• **Recorded data**
——

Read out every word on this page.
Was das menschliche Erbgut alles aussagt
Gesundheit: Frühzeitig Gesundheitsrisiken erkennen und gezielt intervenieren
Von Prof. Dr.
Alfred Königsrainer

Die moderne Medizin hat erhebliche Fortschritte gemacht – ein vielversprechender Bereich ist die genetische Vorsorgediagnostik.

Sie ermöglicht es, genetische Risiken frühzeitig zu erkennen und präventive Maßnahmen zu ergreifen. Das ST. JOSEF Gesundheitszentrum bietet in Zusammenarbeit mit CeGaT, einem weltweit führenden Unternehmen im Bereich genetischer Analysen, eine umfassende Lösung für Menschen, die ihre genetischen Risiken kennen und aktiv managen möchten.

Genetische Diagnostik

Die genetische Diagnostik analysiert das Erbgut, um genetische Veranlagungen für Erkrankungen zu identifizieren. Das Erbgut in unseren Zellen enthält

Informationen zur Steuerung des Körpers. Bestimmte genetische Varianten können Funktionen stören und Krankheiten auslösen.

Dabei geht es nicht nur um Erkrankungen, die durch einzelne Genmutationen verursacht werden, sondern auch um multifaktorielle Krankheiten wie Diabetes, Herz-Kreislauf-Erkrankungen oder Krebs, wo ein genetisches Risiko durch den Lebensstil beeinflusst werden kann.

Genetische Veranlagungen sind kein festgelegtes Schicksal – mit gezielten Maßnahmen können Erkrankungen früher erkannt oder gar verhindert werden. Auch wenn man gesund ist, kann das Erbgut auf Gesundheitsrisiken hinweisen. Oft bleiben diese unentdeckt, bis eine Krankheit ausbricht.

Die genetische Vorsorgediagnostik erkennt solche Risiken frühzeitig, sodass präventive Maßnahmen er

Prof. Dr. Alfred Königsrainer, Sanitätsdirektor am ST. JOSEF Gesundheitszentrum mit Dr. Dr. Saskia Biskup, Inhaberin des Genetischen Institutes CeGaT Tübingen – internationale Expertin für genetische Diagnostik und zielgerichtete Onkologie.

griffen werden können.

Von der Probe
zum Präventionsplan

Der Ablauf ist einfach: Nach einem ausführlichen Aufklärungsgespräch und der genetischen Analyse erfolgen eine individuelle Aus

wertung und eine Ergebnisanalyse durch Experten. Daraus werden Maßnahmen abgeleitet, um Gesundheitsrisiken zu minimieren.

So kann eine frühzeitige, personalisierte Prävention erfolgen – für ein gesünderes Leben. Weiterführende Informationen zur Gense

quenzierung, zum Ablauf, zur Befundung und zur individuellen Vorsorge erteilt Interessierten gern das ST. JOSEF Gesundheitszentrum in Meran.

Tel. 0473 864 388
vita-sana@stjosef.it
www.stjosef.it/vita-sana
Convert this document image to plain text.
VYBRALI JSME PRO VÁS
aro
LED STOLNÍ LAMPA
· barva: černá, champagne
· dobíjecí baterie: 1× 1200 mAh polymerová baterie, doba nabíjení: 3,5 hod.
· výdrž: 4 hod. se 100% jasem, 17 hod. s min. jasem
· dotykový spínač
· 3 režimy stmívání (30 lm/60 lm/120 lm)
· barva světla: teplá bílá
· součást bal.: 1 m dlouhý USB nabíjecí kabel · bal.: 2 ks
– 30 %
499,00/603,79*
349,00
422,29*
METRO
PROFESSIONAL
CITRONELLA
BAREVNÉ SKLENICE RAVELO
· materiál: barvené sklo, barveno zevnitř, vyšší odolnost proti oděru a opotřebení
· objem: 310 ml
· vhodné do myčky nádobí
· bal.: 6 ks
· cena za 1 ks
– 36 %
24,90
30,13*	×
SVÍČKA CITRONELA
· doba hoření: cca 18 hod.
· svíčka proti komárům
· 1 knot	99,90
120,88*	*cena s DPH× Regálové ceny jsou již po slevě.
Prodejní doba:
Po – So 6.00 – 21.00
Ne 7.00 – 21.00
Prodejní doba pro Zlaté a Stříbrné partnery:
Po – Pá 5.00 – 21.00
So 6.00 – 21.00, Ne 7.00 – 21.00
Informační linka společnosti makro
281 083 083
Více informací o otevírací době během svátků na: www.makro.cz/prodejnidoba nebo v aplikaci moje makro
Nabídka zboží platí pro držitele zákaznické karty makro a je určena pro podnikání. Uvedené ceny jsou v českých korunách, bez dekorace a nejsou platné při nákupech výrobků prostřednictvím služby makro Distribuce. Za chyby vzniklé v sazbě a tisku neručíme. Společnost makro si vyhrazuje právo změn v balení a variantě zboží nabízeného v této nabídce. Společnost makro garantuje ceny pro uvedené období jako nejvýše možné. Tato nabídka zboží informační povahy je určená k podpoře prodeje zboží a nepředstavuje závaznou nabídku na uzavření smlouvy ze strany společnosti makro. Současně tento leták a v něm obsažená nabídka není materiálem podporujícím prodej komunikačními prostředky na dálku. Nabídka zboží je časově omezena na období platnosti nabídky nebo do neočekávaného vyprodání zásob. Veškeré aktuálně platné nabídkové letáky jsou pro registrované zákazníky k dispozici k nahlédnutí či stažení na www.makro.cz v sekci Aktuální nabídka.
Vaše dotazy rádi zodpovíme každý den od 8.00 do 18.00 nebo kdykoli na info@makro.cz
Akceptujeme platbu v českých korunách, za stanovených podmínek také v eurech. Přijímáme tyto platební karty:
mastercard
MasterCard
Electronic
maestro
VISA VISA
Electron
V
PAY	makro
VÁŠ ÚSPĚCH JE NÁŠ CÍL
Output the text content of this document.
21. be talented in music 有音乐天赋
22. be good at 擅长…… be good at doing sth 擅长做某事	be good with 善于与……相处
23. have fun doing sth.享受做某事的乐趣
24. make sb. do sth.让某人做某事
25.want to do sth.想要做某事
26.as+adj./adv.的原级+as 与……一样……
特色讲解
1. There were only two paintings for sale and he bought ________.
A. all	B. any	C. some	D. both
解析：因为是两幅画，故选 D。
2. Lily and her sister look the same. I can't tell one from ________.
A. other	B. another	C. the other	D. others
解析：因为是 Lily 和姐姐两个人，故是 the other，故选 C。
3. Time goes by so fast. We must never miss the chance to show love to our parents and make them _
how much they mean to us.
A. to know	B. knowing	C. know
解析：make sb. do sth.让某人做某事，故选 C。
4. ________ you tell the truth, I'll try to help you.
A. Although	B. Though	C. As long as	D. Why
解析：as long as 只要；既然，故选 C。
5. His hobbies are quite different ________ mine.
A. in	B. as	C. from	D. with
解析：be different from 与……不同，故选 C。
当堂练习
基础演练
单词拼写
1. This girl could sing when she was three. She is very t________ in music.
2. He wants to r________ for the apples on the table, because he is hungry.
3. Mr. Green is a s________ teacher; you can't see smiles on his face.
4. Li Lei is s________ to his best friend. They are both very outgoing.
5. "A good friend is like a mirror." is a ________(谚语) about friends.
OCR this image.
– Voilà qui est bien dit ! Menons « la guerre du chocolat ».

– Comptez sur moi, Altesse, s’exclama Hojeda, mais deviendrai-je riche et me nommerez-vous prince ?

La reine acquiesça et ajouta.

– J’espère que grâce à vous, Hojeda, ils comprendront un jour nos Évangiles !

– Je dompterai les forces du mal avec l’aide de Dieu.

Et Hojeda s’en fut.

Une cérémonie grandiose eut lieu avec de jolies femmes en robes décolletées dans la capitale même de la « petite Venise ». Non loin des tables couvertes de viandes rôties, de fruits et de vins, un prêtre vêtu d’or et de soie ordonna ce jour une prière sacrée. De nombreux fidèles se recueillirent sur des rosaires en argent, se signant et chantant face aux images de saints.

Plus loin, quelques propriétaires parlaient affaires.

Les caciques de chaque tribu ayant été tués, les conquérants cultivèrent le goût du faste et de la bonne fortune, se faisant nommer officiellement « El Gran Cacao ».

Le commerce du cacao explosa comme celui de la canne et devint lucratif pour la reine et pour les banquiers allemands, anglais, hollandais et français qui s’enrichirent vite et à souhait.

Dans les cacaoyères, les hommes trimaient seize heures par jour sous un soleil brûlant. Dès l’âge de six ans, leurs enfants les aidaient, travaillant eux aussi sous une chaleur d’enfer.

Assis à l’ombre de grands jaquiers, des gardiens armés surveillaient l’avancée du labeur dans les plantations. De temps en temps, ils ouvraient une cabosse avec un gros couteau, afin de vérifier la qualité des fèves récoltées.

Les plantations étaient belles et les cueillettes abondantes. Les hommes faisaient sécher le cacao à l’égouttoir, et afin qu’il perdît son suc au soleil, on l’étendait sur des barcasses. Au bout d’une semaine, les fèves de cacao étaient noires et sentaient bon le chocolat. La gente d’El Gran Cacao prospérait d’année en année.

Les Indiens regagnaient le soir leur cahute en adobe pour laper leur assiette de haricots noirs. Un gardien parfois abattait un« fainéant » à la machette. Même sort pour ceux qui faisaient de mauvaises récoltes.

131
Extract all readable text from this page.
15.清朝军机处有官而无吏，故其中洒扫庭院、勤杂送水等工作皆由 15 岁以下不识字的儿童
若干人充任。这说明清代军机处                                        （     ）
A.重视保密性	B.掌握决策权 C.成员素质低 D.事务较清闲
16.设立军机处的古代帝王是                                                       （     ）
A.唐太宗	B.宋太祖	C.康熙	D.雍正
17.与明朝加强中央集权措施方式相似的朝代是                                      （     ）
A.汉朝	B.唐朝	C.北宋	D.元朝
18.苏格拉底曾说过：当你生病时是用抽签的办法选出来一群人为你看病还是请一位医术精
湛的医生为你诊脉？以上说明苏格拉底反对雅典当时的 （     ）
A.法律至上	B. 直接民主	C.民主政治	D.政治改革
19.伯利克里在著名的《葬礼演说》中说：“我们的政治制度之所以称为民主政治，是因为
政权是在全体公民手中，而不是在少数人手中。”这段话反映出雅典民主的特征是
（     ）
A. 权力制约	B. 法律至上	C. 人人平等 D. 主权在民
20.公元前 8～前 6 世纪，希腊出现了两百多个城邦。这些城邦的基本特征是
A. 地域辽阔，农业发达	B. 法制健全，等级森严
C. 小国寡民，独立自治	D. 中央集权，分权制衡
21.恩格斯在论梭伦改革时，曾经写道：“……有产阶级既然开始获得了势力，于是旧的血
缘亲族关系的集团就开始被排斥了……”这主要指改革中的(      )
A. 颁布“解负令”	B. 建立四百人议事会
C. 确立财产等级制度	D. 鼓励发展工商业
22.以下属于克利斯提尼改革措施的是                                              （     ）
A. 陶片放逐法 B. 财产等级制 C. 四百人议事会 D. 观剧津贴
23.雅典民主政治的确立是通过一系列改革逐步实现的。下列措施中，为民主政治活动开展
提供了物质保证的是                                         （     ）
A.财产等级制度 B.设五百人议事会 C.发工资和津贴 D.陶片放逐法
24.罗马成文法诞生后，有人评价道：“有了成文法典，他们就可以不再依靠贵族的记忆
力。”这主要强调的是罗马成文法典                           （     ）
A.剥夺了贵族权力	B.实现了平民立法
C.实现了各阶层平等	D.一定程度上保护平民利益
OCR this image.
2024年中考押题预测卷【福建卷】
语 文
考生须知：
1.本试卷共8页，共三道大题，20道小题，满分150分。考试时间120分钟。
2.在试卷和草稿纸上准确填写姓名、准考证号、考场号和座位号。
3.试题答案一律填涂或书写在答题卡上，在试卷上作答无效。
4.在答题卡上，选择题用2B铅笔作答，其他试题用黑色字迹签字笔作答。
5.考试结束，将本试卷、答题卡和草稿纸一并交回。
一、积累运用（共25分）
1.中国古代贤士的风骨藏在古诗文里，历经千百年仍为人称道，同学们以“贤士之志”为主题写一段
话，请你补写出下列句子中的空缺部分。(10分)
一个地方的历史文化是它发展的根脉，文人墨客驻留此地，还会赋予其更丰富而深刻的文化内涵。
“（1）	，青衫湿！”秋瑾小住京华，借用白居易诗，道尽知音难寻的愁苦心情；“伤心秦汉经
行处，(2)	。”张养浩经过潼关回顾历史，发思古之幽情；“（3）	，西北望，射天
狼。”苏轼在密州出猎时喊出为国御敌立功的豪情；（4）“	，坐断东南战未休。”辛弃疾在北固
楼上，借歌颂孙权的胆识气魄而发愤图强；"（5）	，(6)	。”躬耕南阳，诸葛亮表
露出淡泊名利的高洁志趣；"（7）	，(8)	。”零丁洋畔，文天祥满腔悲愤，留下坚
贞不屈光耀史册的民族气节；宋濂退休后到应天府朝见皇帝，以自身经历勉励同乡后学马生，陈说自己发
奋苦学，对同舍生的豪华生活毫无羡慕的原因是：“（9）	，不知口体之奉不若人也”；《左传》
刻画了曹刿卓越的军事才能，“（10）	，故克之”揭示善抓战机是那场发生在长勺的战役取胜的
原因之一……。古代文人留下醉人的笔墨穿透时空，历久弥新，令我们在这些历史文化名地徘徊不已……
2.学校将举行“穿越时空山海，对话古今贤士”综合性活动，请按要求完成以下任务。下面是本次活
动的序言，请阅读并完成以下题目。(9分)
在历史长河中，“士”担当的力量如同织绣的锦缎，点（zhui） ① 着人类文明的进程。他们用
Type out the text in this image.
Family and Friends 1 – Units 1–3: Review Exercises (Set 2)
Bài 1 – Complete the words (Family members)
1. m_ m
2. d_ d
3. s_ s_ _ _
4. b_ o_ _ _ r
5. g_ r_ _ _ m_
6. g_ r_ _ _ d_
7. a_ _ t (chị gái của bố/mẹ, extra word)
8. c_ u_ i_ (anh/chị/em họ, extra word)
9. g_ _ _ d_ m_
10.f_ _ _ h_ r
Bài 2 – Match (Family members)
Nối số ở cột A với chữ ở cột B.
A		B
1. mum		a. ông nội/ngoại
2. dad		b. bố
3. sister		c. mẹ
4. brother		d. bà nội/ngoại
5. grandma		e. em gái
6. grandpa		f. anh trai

——

• **Instructions to follow**
Identify the lines above with the word "společnosti". Copy them.

• **Response to the exercise**
Informační linka společnosti makro
Nabídka zboží platí pro držitele zákaznické karty makro a je určena pro podnikání. Uvedené ceny jsou v českých korunách, bez dekorace a nejsou platné při nákupech výrobků prostřednictvím služby makro Distribuce. Za chyby vzniklé v sazbě a tisku neručíme. Společnost makro si vyhrazuje právo změn v balení a variantě zboží nabízeného v této nabídce. Společnost makro garantuje ceny pro uvedené období jako nejvýše možné. Tato nabídka zboží informační povahy je určená k podpoře prodeje zboží a nepředstavuje závaznou nabídku na uzavření smlouvy ze strany společnosti makro. Současně tento leták a v něm obsažená nabídka není materiálem podporujícím prodej komunikačními prostředky na dálku. Nabídka zboží je časově omezena na období platnosti nabídky nebo do neočekávaného vyprodání zásob. Veškeré aktuálně platné nabídkové letáky jsou pro registrované zákazníky k dispozici k nahlédnutí či stažení na www.makro.cz v sekci Aktuální nabídka.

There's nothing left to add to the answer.